*WRITTEN REQUEST*. Quote the records below in full, exactly as given, with the images taken out.
━━━━
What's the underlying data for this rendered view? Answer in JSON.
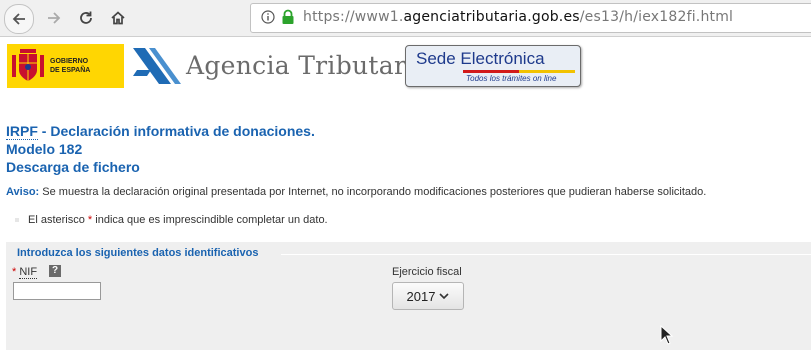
{
  "browser": {
    "url_prefix": "https://www1.",
    "url_domain": "agenciatributaria.gob.es",
    "url_path": "/es13/h/iex182fi.html"
  },
  "header": {
    "gov_logo_line1": "GOBIERNO",
    "gov_logo_line2": "DE ESPAÑA",
    "agency_name": "Agencia Tributaria",
    "sede_title": "Sede Electrónica",
    "sede_subtitle": "Todos los trámites on line",
    "gov_yellow": "#ffd602",
    "brand_blue": "#1a63b0"
  },
  "page": {
    "title_abbr": "IRPF",
    "title_rest": " - Declaración informativa de donaciones.",
    "title_line2": "Modelo 182",
    "title_line3": "Descarga de fichero",
    "notice_label": "Aviso:",
    "notice_text": " Se muestra la declaración original presentada por Internet, no incorporando modificaciones posteriores que pudieran haberse solicitado.",
    "asterisk_pre": "El asterisco ",
    "asterisk_mark": "*",
    "asterisk_post": " indica que es imprescindible completar un dato."
  },
  "form": {
    "section_title": "Introduzca los siguientes datos identificativos",
    "nif_required_mark": "*",
    "nif_label": "NIF",
    "nif_help": "?",
    "nif_value": "",
    "ejercicio_label": "Ejercicio fiscal",
    "ejercicio_selected": "2017"
  }
}
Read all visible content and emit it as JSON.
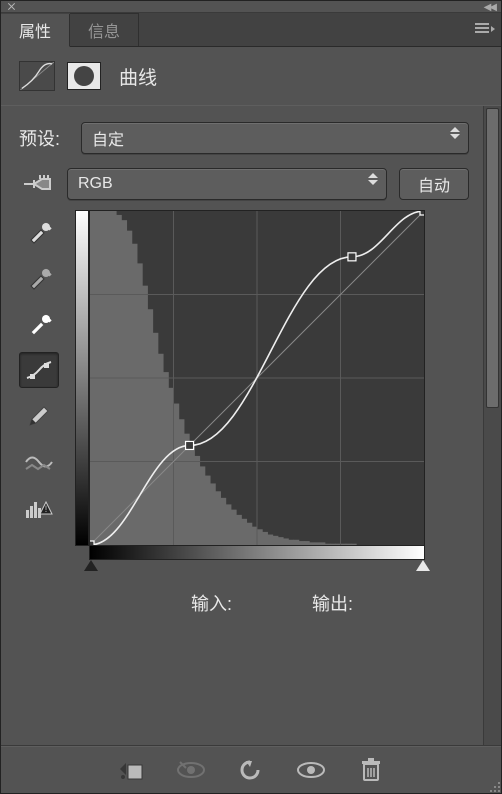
{
  "tabs": {
    "properties": "属性",
    "info": "信息"
  },
  "header": {
    "title": "曲线"
  },
  "preset": {
    "label": "预设:",
    "value": "自定"
  },
  "channel": {
    "value": "RGB"
  },
  "auto_button": "自动",
  "input_label": "输入:",
  "output_label": "输出:",
  "input_value": "",
  "output_value": "",
  "tools": {
    "eyedropper_black": "black-point-eyedropper",
    "eyedropper_gray": "gray-point-eyedropper",
    "eyedropper_white": "white-point-eyedropper",
    "curve_edit": "curve-point-tool",
    "pencil": "pencil-tool",
    "smooth": "smooth-tool",
    "histogram_clip": "clip-warning-tool"
  },
  "footer_icons": {
    "clip": "clip-to-layer",
    "view_previous": "view-previous-state",
    "reset": "reset",
    "visibility": "toggle-visibility",
    "delete": "delete"
  },
  "chart_data": {
    "type": "line",
    "title": "",
    "xlabel": "输入",
    "ylabel": "输出",
    "xlim": [
      0,
      255
    ],
    "ylim": [
      0,
      255
    ],
    "series": [
      {
        "name": "baseline",
        "x": [
          0,
          255
        ],
        "y": [
          0,
          255
        ]
      },
      {
        "name": "curve",
        "x": [
          0,
          76,
          200,
          255
        ],
        "y": [
          0,
          76,
          220,
          255
        ],
        "control_points": [
          [
            0,
            0
          ],
          [
            76,
            76
          ],
          [
            200,
            220
          ],
          [
            255,
            255
          ]
        ]
      }
    ],
    "histogram": {
      "description": "Background luminance histogram, heavy concentration in shadows (0-60) tapering to near-zero past midtones",
      "bins": 64,
      "values": [
        255,
        255,
        255,
        255,
        255,
        252,
        248,
        240,
        230,
        215,
        198,
        180,
        162,
        146,
        132,
        120,
        108,
        96,
        85,
        76,
        68,
        60,
        53,
        47,
        41,
        36,
        31,
        27,
        23,
        20,
        17,
        14,
        12,
        10,
        8,
        7,
        6,
        5,
        4,
        4,
        3,
        3,
        2,
        2,
        2,
        1,
        1,
        1,
        1,
        1,
        1,
        0,
        0,
        0,
        0,
        0,
        0,
        0,
        0,
        0,
        0,
        0,
        0,
        0
      ]
    },
    "black_point": 0,
    "white_point": 255
  }
}
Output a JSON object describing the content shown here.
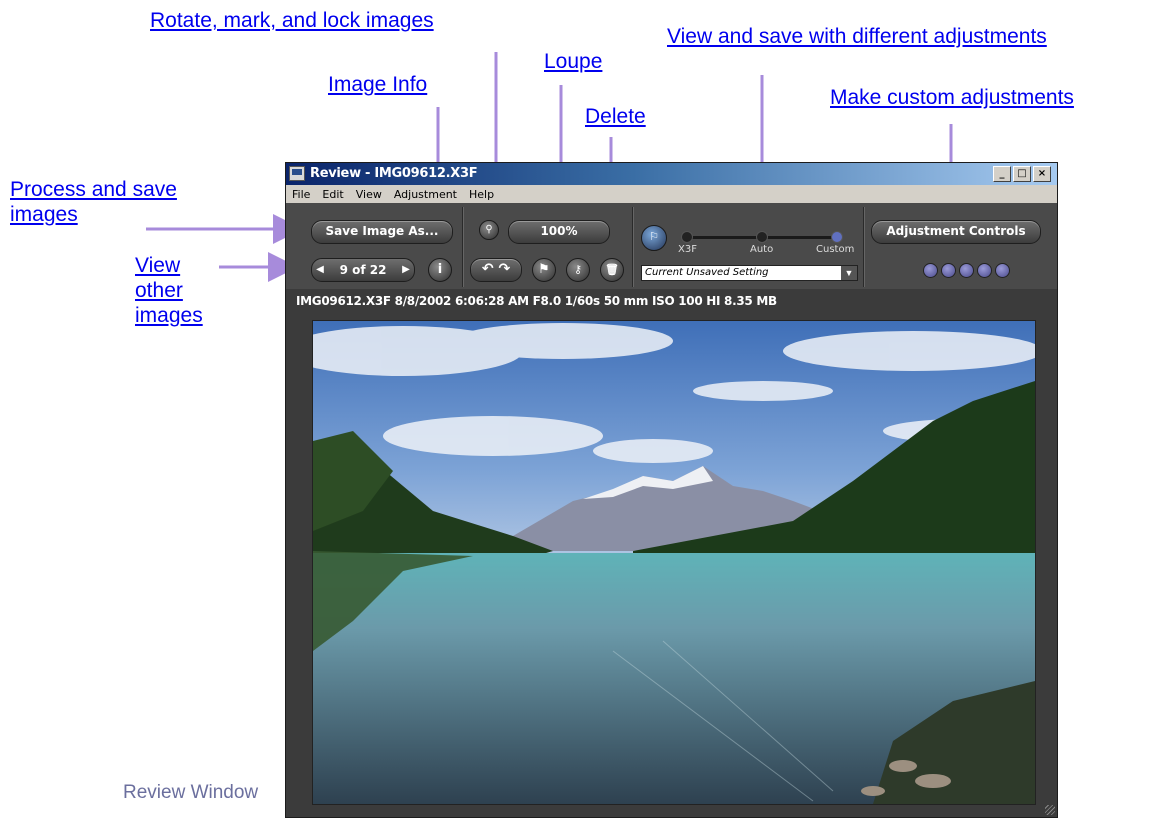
━━━━
*SOLUTION BELOW*.
What's the underlying data for this rendered view? Answer in JSON.
{
  "browser": {
    "url_prefix": "https://www1.",
    "url_domain": "agenciatributaria.gob.es",
    "url_path": "/es13/h/iex182fi.html"
  },
  "header": {
    "gov_logo_line1": "GOBIERNO",
    "gov_logo_line2": "DE ESPAÑA",
    "agency_name": "Agencia Tributaria",
    "sede_title": "Sede Electrónica",
    "sede_subtitle": "Todos los trámites on line",
    "gov_yellow": "#ffd602",
    "brand_blue": "#1a63b0"
  },
  "page": {
    "title_abbr": "IRPF",
    "title_rest": " - Declaración informativa de donaciones.",
    "title_line2": "Modelo 182",
    "title_line3": "Descarga de fichero",
    "notice_label": "Aviso:",
    "notice_text": " Se muestra la declaración original presentada por Internet, no incorporando modificaciones posteriores que pudieran haberse solicitado.",
    "asterisk_pre": "El asterisco ",
    "asterisk_mark": "*",
    "asterisk_post": " indica que es imprescindible completar un dato."
  },
  "form": {
    "section_title": "Introduzca los siguientes datos identificativos",
    "nif_required_mark": "*",
    "nif_label": "NIF",
    "nif_help": "?",
    "nif_value": "",
    "ejercicio_label": "Ejercicio fiscal",
    "ejercicio_selected": "2017"
  }
}
Read all visible content and emit it as JSON.
{
  "tabs": {
    "properties": "属性",
    "info": "信息"
  },
  "header": {
    "title": "曲线"
  },
  "preset": {
    "label": "预设:",
    "value": "自定"
  },
  "channel": {
    "value": "RGB"
  },
  "auto_button": "自动",
  "input_label": "输入:",
  "output_label": "输出:",
  "input_value": "",
  "output_value": "",
  "tools": {
    "eyedropper_black": "black-point-eyedropper",
    "eyedropper_gray": "gray-point-eyedropper",
    "eyedropper_white": "white-point-eyedropper",
    "curve_edit": "curve-point-tool",
    "pencil": "pencil-tool",
    "smooth": "smooth-tool",
    "histogram_clip": "clip-warning-tool"
  },
  "footer_icons": {
    "clip": "clip-to-layer",
    "view_previous": "view-previous-state",
    "reset": "reset",
    "visibility": "toggle-visibility",
    "delete": "delete"
  },
  "chart_data": {
    "type": "line",
    "title": "",
    "xlabel": "输入",
    "ylabel": "输出",
    "xlim": [
      0,
      255
    ],
    "ylim": [
      0,
      255
    ],
    "series": [
      {
        "name": "baseline",
        "x": [
          0,
          255
        ],
        "y": [
          0,
          255
        ]
      },
      {
        "name": "curve",
        "x": [
          0,
          76,
          200,
          255
        ],
        "y": [
          0,
          76,
          220,
          255
        ],
        "control_points": [
          [
            0,
            0
          ],
          [
            76,
            76
          ],
          [
            200,
            220
          ],
          [
            255,
            255
          ]
        ]
      }
    ],
    "histogram": {
      "description": "Background luminance histogram, heavy concentration in shadows (0-60) tapering to near-zero past midtones",
      "bins": 64,
      "values": [
        255,
        255,
        255,
        255,
        255,
        252,
        248,
        240,
        230,
        215,
        198,
        180,
        162,
        146,
        132,
        120,
        108,
        96,
        85,
        76,
        68,
        60,
        53,
        47,
        41,
        36,
        31,
        27,
        23,
        20,
        17,
        14,
        12,
        10,
        8,
        7,
        6,
        5,
        4,
        4,
        3,
        3,
        2,
        2,
        2,
        1,
        1,
        1,
        1,
        1,
        1,
        0,
        0,
        0,
        0,
        0,
        0,
        0,
        0,
        0,
        0,
        0,
        0,
        0
      ]
    },
    "black_point": 0,
    "white_point": 255
  }
}
Output a JSON object describing the content shown here.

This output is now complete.